§ Records for the task

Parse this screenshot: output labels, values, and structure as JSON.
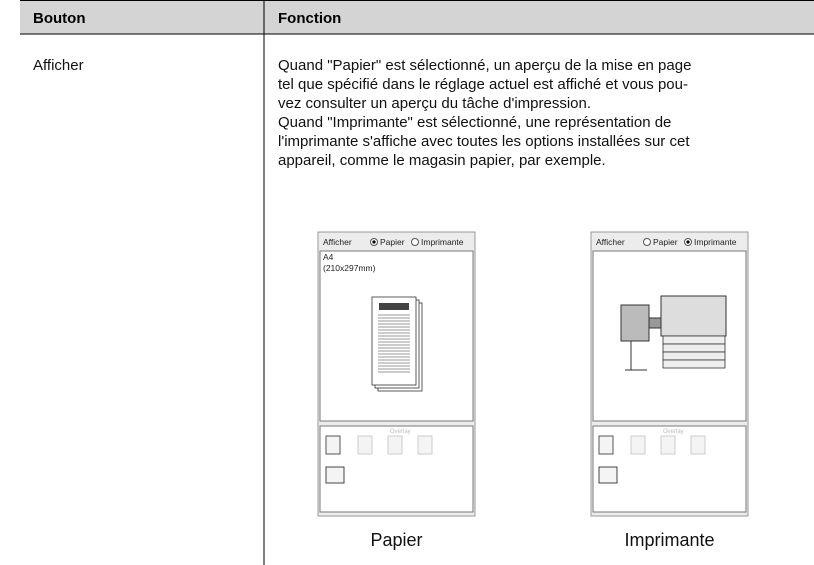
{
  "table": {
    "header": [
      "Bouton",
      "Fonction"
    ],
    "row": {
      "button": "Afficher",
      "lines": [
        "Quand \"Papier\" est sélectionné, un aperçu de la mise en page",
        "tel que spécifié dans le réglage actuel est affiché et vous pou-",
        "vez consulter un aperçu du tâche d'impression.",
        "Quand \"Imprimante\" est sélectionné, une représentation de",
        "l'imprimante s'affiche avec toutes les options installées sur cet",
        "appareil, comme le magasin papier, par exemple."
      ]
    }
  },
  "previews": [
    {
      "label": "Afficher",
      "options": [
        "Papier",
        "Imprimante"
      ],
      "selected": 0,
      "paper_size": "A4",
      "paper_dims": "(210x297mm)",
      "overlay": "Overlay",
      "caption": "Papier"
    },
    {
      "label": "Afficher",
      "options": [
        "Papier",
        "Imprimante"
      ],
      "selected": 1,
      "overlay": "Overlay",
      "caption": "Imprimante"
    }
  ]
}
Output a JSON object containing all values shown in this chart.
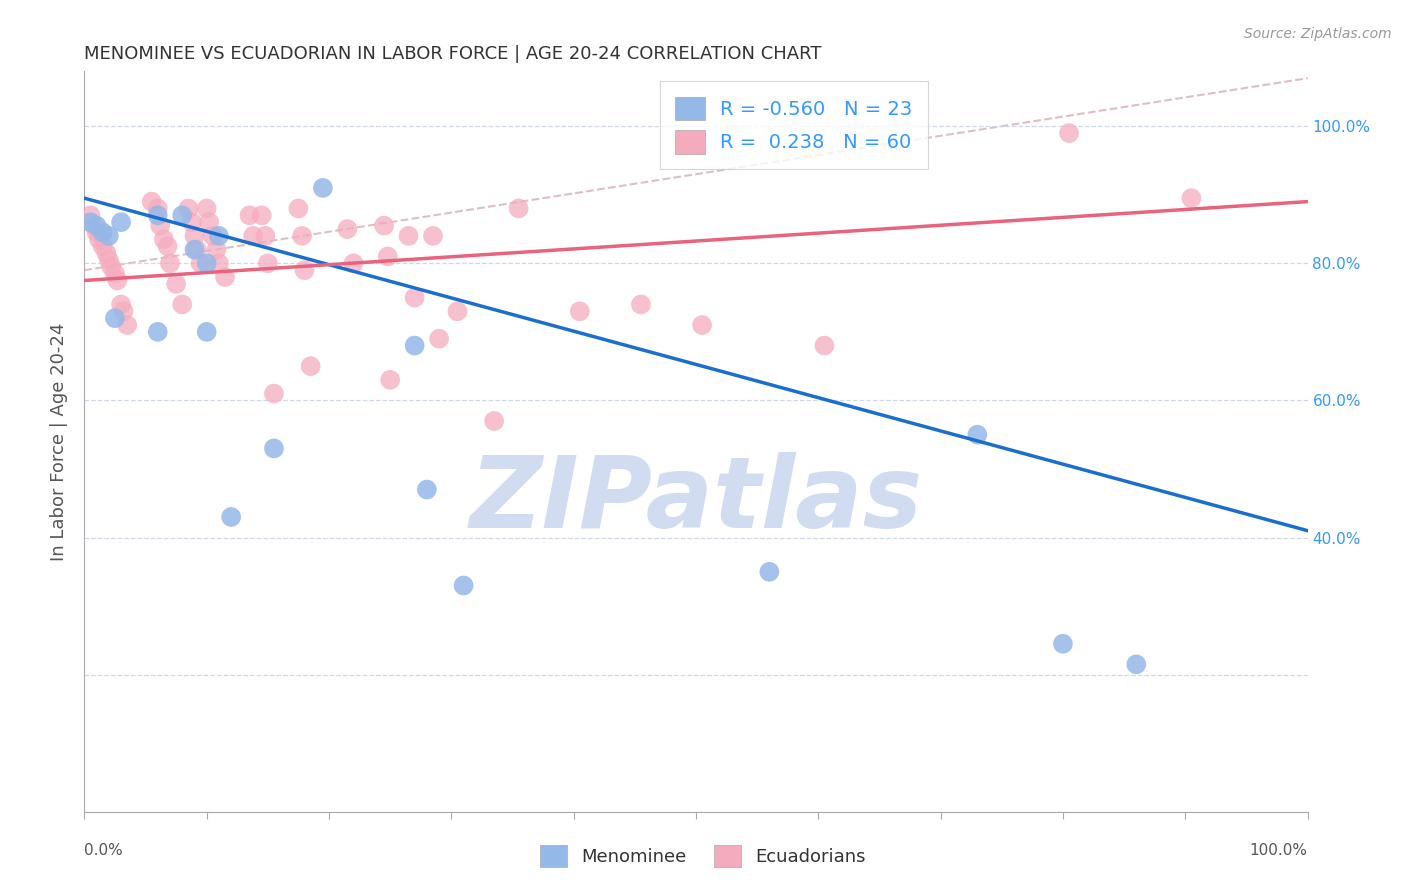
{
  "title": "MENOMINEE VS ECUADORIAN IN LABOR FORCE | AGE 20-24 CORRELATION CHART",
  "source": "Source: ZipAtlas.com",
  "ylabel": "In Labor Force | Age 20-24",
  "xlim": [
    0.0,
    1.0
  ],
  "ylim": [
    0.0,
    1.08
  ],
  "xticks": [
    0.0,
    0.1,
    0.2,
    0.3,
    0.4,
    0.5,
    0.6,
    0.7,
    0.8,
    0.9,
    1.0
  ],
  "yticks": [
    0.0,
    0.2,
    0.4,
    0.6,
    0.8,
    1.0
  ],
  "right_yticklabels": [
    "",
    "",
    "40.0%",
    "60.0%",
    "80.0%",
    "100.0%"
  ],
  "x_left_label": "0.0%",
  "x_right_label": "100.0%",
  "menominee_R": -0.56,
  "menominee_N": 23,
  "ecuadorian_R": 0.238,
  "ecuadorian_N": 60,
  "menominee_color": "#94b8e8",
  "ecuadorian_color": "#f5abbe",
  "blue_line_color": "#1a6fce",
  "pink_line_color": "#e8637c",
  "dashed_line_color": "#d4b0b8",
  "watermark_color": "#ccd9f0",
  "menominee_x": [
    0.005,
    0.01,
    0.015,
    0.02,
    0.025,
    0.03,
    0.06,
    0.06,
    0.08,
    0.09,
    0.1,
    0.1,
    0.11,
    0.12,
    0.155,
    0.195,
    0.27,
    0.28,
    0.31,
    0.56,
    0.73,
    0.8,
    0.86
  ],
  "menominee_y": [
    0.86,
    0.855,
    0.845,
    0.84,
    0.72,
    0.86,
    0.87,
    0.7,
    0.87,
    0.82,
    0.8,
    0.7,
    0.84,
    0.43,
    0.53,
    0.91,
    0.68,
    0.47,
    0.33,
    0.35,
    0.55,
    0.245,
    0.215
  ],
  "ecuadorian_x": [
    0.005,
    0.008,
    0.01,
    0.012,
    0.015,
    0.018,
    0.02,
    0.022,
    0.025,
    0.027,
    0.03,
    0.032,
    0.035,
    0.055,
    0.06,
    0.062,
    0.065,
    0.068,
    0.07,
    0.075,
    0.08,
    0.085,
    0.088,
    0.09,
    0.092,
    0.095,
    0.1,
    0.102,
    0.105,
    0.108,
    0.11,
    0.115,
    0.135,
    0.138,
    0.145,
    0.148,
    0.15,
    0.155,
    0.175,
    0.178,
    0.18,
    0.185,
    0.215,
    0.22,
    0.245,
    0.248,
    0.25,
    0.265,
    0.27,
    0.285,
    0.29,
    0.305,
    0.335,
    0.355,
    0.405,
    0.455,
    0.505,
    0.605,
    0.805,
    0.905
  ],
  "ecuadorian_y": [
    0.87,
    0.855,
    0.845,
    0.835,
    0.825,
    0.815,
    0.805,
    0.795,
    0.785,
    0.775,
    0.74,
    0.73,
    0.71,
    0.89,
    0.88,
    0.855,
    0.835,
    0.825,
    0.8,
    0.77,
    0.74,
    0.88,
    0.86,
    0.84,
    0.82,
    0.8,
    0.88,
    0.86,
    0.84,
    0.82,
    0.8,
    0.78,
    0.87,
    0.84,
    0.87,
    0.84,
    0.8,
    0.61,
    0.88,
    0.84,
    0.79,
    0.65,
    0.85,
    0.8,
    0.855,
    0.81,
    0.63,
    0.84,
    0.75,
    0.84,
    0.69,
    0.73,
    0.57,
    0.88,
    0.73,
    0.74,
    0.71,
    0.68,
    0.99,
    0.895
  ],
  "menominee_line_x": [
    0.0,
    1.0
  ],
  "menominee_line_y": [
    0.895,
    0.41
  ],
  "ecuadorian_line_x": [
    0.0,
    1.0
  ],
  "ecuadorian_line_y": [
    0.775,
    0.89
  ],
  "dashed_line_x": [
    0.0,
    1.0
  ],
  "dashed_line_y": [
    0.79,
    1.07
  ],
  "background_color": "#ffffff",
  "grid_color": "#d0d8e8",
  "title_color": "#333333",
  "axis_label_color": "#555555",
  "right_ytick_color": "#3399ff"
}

§ Your instructions
Please repeat the entries exactly. Do not include the pictures.

§ The result
Parse this screenshot: output labels, values, and structure as JSON.
{
  "table": {
    "header": [
      "Bouton",
      "Fonction"
    ],
    "row": {
      "button": "Afficher",
      "lines": [
        "Quand \"Papier\" est sélectionné, un aperçu de la mise en page",
        "tel que spécifié dans le réglage actuel est affiché et vous pou-",
        "vez consulter un aperçu du tâche d'impression.",
        "Quand \"Imprimante\" est sélectionné, une représentation de",
        "l'imprimante s'affiche avec toutes les options installées sur cet",
        "appareil, comme le magasin papier, par exemple."
      ]
    }
  },
  "previews": [
    {
      "label": "Afficher",
      "options": [
        "Papier",
        "Imprimante"
      ],
      "selected": 0,
      "paper_size": "A4",
      "paper_dims": "(210x297mm)",
      "overlay": "Overlay",
      "caption": "Papier"
    },
    {
      "label": "Afficher",
      "options": [
        "Papier",
        "Imprimante"
      ],
      "selected": 1,
      "overlay": "Overlay",
      "caption": "Imprimante"
    }
  ]
}
Output a JSON object containing all values shown in this chart.
{
  "title": "MENOMINEE VS ECUADORIAN IN LABOR FORCE | AGE 20-24 CORRELATION CHART",
  "source": "Source: ZipAtlas.com",
  "ylabel": "In Labor Force | Age 20-24",
  "xlim": [
    0.0,
    1.0
  ],
  "ylim": [
    0.0,
    1.08
  ],
  "xticks": [
    0.0,
    0.1,
    0.2,
    0.3,
    0.4,
    0.5,
    0.6,
    0.7,
    0.8,
    0.9,
    1.0
  ],
  "yticks": [
    0.0,
    0.2,
    0.4,
    0.6,
    0.8,
    1.0
  ],
  "right_yticklabels": [
    "",
    "",
    "40.0%",
    "60.0%",
    "80.0%",
    "100.0%"
  ],
  "x_left_label": "0.0%",
  "x_right_label": "100.0%",
  "menominee_R": -0.56,
  "menominee_N": 23,
  "ecuadorian_R": 0.238,
  "ecuadorian_N": 60,
  "menominee_color": "#94b8e8",
  "ecuadorian_color": "#f5abbe",
  "blue_line_color": "#1a6fce",
  "pink_line_color": "#e8637c",
  "dashed_line_color": "#d4b0b8",
  "watermark_color": "#ccd9f0",
  "menominee_x": [
    0.005,
    0.01,
    0.015,
    0.02,
    0.025,
    0.03,
    0.06,
    0.06,
    0.08,
    0.09,
    0.1,
    0.1,
    0.11,
    0.12,
    0.155,
    0.195,
    0.27,
    0.28,
    0.31,
    0.56,
    0.73,
    0.8,
    0.86
  ],
  "menominee_y": [
    0.86,
    0.855,
    0.845,
    0.84,
    0.72,
    0.86,
    0.87,
    0.7,
    0.87,
    0.82,
    0.8,
    0.7,
    0.84,
    0.43,
    0.53,
    0.91,
    0.68,
    0.47,
    0.33,
    0.35,
    0.55,
    0.245,
    0.215
  ],
  "ecuadorian_x": [
    0.005,
    0.008,
    0.01,
    0.012,
    0.015,
    0.018,
    0.02,
    0.022,
    0.025,
    0.027,
    0.03,
    0.032,
    0.035,
    0.055,
    0.06,
    0.062,
    0.065,
    0.068,
    0.07,
    0.075,
    0.08,
    0.085,
    0.088,
    0.09,
    0.092,
    0.095,
    0.1,
    0.102,
    0.105,
    0.108,
    0.11,
    0.115,
    0.135,
    0.138,
    0.145,
    0.148,
    0.15,
    0.155,
    0.175,
    0.178,
    0.18,
    0.185,
    0.215,
    0.22,
    0.245,
    0.248,
    0.25,
    0.265,
    0.27,
    0.285,
    0.29,
    0.305,
    0.335,
    0.355,
    0.405,
    0.455,
    0.505,
    0.605,
    0.805,
    0.905
  ],
  "ecuadorian_y": [
    0.87,
    0.855,
    0.845,
    0.835,
    0.825,
    0.815,
    0.805,
    0.795,
    0.785,
    0.775,
    0.74,
    0.73,
    0.71,
    0.89,
    0.88,
    0.855,
    0.835,
    0.825,
    0.8,
    0.77,
    0.74,
    0.88,
    0.86,
    0.84,
    0.82,
    0.8,
    0.88,
    0.86,
    0.84,
    0.82,
    0.8,
    0.78,
    0.87,
    0.84,
    0.87,
    0.84,
    0.8,
    0.61,
    0.88,
    0.84,
    0.79,
    0.65,
    0.85,
    0.8,
    0.855,
    0.81,
    0.63,
    0.84,
    0.75,
    0.84,
    0.69,
    0.73,
    0.57,
    0.88,
    0.73,
    0.74,
    0.71,
    0.68,
    0.99,
    0.895
  ],
  "menominee_line_x": [
    0.0,
    1.0
  ],
  "menominee_line_y": [
    0.895,
    0.41
  ],
  "ecuadorian_line_x": [
    0.0,
    1.0
  ],
  "ecuadorian_line_y": [
    0.775,
    0.89
  ],
  "dashed_line_x": [
    0.0,
    1.0
  ],
  "dashed_line_y": [
    0.79,
    1.07
  ],
  "background_color": "#ffffff",
  "grid_color": "#d0d8e8",
  "title_color": "#333333",
  "axis_label_color": "#555555",
  "right_ytick_color": "#3399ff"
}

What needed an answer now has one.